== Excerpted data

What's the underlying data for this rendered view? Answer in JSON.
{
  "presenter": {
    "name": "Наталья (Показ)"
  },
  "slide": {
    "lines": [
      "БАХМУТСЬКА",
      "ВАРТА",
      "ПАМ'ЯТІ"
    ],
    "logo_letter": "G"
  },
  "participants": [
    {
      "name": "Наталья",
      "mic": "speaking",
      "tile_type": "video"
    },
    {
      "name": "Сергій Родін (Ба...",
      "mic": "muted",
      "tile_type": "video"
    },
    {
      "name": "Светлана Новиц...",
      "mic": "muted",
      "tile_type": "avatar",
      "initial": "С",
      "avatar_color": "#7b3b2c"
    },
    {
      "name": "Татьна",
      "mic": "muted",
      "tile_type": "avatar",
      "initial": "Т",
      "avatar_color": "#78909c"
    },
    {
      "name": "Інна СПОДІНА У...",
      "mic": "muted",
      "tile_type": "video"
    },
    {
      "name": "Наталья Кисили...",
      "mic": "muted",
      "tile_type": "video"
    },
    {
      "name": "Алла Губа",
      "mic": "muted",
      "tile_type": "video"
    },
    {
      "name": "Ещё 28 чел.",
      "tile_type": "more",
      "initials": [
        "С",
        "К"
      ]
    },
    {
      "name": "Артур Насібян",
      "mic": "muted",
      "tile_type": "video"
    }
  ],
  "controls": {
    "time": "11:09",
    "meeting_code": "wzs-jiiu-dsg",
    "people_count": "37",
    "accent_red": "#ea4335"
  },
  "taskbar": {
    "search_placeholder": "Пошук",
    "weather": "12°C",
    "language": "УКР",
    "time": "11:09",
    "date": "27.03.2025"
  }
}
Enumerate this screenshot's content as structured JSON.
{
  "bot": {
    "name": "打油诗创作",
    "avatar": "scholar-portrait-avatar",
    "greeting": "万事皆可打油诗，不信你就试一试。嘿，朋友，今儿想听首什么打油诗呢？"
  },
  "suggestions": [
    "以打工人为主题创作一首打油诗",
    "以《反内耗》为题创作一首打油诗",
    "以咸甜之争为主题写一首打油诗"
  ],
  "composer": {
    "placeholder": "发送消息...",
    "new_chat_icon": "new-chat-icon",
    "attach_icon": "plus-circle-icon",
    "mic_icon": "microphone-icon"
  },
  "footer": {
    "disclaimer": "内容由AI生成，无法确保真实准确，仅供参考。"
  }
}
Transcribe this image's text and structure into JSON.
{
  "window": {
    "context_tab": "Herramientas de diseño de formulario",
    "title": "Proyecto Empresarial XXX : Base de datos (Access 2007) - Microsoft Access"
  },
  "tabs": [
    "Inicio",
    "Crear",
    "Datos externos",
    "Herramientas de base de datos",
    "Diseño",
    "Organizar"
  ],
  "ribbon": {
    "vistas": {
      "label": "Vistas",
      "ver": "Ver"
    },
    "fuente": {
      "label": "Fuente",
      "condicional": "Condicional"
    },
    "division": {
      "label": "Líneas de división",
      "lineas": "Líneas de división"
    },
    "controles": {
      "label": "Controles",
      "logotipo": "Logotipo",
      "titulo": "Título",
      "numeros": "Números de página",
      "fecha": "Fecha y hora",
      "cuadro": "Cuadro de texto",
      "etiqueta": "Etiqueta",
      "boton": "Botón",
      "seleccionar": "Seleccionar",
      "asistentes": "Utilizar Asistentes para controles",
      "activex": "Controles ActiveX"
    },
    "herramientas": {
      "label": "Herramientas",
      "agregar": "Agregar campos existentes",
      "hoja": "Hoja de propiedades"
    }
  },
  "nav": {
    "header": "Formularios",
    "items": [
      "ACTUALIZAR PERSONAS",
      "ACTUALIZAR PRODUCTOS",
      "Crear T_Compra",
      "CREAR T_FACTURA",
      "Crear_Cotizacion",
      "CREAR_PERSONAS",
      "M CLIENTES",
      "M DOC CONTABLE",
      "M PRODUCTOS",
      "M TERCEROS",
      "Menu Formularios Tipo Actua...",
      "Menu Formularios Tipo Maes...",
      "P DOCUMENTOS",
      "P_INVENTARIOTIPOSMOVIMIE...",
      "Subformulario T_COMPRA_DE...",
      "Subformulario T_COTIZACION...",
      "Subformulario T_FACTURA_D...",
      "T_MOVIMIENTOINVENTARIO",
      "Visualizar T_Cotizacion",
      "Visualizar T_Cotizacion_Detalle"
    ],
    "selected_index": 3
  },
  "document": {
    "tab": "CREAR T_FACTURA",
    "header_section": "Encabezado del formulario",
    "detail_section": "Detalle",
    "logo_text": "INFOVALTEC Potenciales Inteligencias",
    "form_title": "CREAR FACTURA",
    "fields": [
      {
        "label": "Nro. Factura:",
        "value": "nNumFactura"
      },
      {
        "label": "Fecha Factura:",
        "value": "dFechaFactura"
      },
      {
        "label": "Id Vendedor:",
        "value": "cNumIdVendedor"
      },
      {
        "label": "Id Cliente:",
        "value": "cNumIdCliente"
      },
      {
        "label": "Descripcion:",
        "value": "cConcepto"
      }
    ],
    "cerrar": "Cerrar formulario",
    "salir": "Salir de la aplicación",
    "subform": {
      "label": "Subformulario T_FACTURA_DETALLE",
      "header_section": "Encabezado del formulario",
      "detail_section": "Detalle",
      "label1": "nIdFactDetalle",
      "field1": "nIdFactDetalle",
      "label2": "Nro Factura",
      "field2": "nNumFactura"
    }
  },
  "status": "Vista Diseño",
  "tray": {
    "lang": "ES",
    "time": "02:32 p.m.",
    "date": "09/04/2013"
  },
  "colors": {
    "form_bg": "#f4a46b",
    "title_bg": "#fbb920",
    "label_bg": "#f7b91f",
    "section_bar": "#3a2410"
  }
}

====

▸ **The task**
Please restate the data word for word, every record included.

▸ **Task solution**
What's the underlying data for this rendered view? Answer in JSON.
{
  "presenter": {
    "name": "Наталья (Показ)"
  },
  "slide": {
    "lines": [
      "БАХМУТСЬКА",
      "ВАРТА",
      "ПАМ'ЯТІ"
    ],
    "logo_letter": "G"
  },
  "participants": [
    {
      "name": "Наталья",
      "mic": "speaking",
      "tile_type": "video"
    },
    {
      "name": "Сергій Родін (Ба...",
      "mic": "muted",
      "tile_type": "video"
    },
    {
      "name": "Светлана Новиц...",
      "mic": "muted",
      "tile_type": "avatar",
      "initial": "С",
      "avatar_color": "#7b3b2c"
    },
    {
      "name": "Татьна",
      "mic": "muted",
      "tile_type": "avatar",
      "initial": "Т",
      "avatar_color": "#78909c"
    },
    {
      "name": "Інна СПОДІНА У...",
      "mic": "muted",
      "tile_type": "video"
    },
    {
      "name": "Наталья Кисили...",
      "mic": "muted",
      "tile_type": "video"
    },
    {
      "name": "Алла Губа",
      "mic": "muted",
      "tile_type": "video"
    },
    {
      "name": "Ещё 28 чел.",
      "tile_type": "more",
      "initials": [
        "С",
        "К"
      ]
    },
    {
      "name": "Артур Насібян",
      "mic": "muted",
      "tile_type": "video"
    }
  ],
  "controls": {
    "time": "11:09",
    "meeting_code": "wzs-jiiu-dsg",
    "people_count": "37",
    "accent_red": "#ea4335"
  },
  "taskbar": {
    "search_placeholder": "Пошук",
    "weather": "12°C",
    "language": "УКР",
    "time": "11:09",
    "date": "27.03.2025"
  }
}
Enumerate this screenshot's content as structured JSON.
{
  "bot": {
    "name": "打油诗创作",
    "avatar": "scholar-portrait-avatar",
    "greeting": "万事皆可打油诗，不信你就试一试。嘿，朋友，今儿想听首什么打油诗呢？"
  },
  "suggestions": [
    "以打工人为主题创作一首打油诗",
    "以《反内耗》为题创作一首打油诗",
    "以咸甜之争为主题写一首打油诗"
  ],
  "composer": {
    "placeholder": "发送消息...",
    "new_chat_icon": "new-chat-icon",
    "attach_icon": "plus-circle-icon",
    "mic_icon": "microphone-icon"
  },
  "footer": {
    "disclaimer": "内容由AI生成，无法确保真实准确，仅供参考。"
  }
}
Transcribe this image's text and structure into JSON.
{
  "window": {
    "context_tab": "Herramientas de diseño de formulario",
    "title": "Proyecto Empresarial XXX : Base de datos (Access 2007) - Microsoft Access"
  },
  "tabs": [
    "Inicio",
    "Crear",
    "Datos externos",
    "Herramientas de base de datos",
    "Diseño",
    "Organizar"
  ],
  "ribbon": {
    "vistas": {
      "label": "Vistas",
      "ver": "Ver"
    },
    "fuente": {
      "label": "Fuente",
      "condicional": "Condicional"
    },
    "division": {
      "label": "Líneas de división",
      "lineas": "Líneas de división"
    },
    "controles": {
      "label": "Controles",
      "logotipo": "Logotipo",
      "titulo": "Título",
      "numeros": "Números de página",
      "fecha": "Fecha y hora",
      "cuadro": "Cuadro de texto",
      "etiqueta": "Etiqueta",
      "boton": "Botón",
      "seleccionar": "Seleccionar",
      "asistentes": "Utilizar Asistentes para controles",
      "activex": "Controles ActiveX"
    },
    "herramientas": {
      "label": "Herramientas",
      "agregar": "Agregar campos existentes",
      "hoja": "Hoja de propiedades"
    }
  },
  "nav": {
    "header": "Formularios",
    "items": [
      "ACTUALIZAR PERSONAS",
      "ACTUALIZAR PRODUCTOS",
      "Crear T_Compra",
      "CREAR T_FACTURA",
      "Crear_Cotizacion",
      "CREAR_PERSONAS",
      "M CLIENTES",
      "M DOC CONTABLE",
      "M PRODUCTOS",
      "M TERCEROS",
      "Menu Formularios Tipo Actua...",
      "Menu Formularios Tipo Maes...",
      "P DOCUMENTOS",
      "P_INVENTARIOTIPOSMOVIMIE...",
      "Subformulario T_COMPRA_DE...",
      "Subformulario T_COTIZACION...",
      "Subformulario T_FACTURA_D...",
      "T_MOVIMIENTOINVENTARIO",
      "Visualizar T_Cotizacion",
      "Visualizar T_Cotizacion_Detalle"
    ],
    "selected_index": 3
  },
  "document": {
    "tab": "CREAR T_FACTURA",
    "header_section": "Encabezado del formulario",
    "detail_section": "Detalle",
    "logo_text": "INFOVALTEC Potenciales Inteligencias",
    "form_title": "CREAR FACTURA",
    "fields": [
      {
        "label": "Nro. Factura:",
        "value": "nNumFactura"
      },
      {
        "label": "Fecha Factura:",
        "value": "dFechaFactura"
      },
      {
        "label": "Id Vendedor:",
        "value": "cNumIdVendedor"
      },
      {
        "label": "Id Cliente:",
        "value": "cNumIdCliente"
      },
      {
        "label": "Descripcion:",
        "value": "cConcepto"
      }
    ],
    "cerrar": "Cerrar formulario",
    "salir": "Salir de la aplicación",
    "subform": {
      "label": "Subformulario T_FACTURA_DETALLE",
      "header_section": "Encabezado del formulario",
      "detail_section": "Detalle",
      "label1": "nIdFactDetalle",
      "field1": "nIdFactDetalle",
      "label2": "Nro Factura",
      "field2": "nNumFactura"
    }
  },
  "status": "Vista Diseño",
  "tray": {
    "lang": "ES",
    "time": "02:32 p.m.",
    "date": "09/04/2013"
  },
  "colors": {
    "form_bg": "#f4a46b",
    "title_bg": "#fbb920",
    "label_bg": "#f7b91f",
    "section_bar": "#3a2410"
  }
}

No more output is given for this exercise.